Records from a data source
** BEGIN **
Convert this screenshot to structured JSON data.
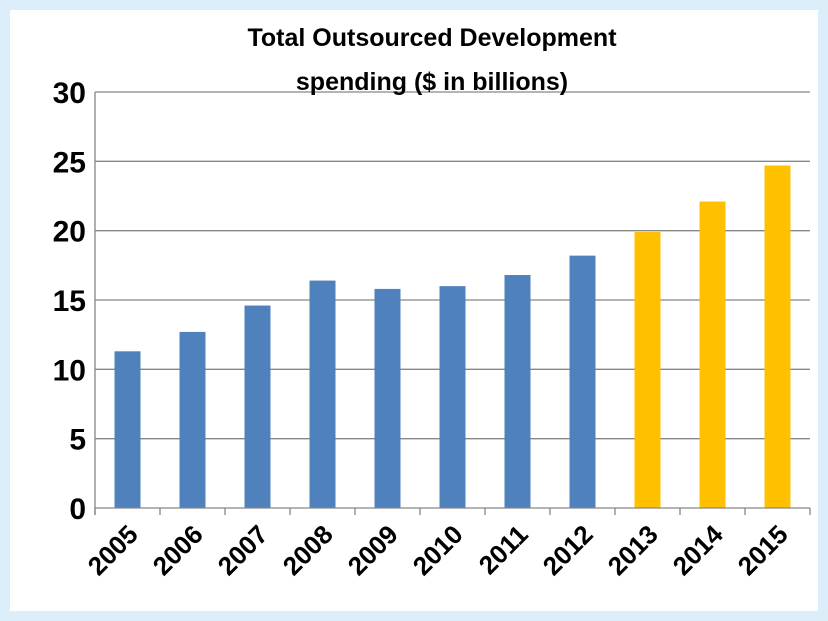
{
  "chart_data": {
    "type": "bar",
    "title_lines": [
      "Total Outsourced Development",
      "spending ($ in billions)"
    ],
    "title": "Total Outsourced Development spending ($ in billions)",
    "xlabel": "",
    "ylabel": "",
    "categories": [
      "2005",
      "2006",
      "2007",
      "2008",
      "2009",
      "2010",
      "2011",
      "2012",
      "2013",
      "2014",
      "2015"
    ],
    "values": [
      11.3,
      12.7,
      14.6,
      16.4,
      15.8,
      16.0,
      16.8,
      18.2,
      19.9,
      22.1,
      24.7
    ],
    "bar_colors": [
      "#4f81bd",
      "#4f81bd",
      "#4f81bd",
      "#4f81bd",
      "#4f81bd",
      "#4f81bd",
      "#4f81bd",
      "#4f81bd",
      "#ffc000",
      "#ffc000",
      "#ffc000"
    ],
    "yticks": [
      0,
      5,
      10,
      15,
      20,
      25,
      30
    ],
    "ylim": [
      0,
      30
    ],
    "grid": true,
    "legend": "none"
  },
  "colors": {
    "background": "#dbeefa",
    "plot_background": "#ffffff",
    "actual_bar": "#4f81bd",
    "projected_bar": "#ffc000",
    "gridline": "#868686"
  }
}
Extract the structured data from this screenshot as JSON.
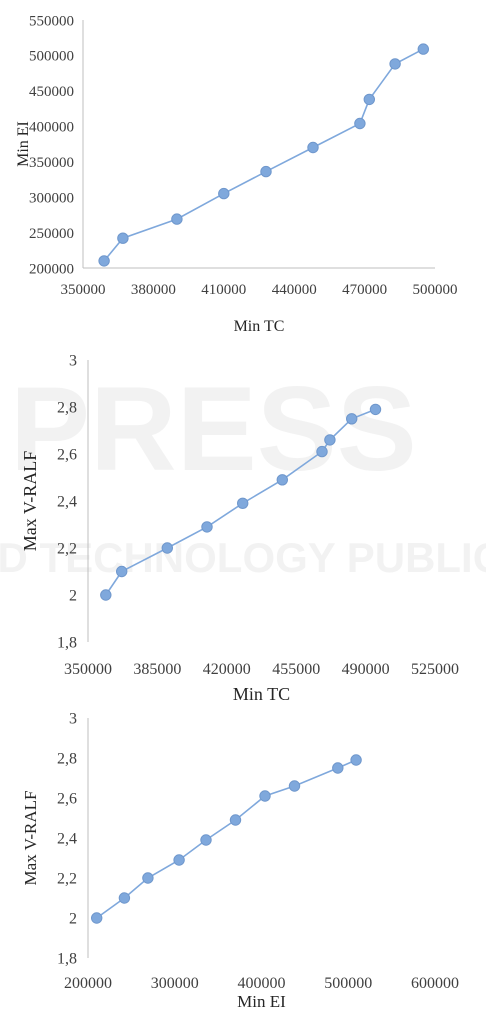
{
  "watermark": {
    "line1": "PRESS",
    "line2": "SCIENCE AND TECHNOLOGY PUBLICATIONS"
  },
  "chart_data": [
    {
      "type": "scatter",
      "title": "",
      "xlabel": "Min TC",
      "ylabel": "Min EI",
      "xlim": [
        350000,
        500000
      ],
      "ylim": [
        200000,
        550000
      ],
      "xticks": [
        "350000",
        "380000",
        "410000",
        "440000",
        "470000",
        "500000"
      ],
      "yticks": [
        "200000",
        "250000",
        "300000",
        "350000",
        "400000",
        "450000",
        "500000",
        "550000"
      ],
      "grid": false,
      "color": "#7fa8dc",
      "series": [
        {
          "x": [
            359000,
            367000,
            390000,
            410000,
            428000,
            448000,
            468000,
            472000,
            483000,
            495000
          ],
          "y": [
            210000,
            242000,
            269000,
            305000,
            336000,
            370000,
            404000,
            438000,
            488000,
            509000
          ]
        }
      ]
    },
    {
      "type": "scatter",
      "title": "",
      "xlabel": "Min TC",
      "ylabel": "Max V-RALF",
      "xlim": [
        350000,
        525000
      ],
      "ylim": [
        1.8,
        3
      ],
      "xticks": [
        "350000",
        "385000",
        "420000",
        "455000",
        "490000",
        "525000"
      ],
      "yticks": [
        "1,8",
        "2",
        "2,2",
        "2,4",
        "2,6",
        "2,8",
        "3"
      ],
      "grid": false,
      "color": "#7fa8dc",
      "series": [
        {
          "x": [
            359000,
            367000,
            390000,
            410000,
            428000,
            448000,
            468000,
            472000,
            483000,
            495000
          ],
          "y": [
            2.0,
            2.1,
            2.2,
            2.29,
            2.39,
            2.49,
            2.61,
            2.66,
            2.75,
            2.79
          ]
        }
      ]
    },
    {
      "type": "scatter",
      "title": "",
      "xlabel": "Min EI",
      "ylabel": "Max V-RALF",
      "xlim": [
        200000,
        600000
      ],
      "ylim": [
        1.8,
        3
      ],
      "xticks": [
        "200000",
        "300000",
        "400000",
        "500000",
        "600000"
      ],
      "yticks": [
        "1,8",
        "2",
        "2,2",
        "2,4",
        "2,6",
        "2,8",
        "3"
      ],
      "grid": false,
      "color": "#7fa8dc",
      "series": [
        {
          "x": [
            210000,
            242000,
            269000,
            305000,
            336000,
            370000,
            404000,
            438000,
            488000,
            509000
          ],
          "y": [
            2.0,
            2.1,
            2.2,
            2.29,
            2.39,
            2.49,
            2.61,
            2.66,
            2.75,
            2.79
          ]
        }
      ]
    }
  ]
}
** END **
WHAT TO WORK ON >> Gather each line in the entries above where the string "ylabel" is found.

COMPLETE ANSWER >>
    "ylabel": "",
      "ylabel": "Min EI",
      "ylabel": "Max V-RALF",
      "ylabel": "Max V-RALF",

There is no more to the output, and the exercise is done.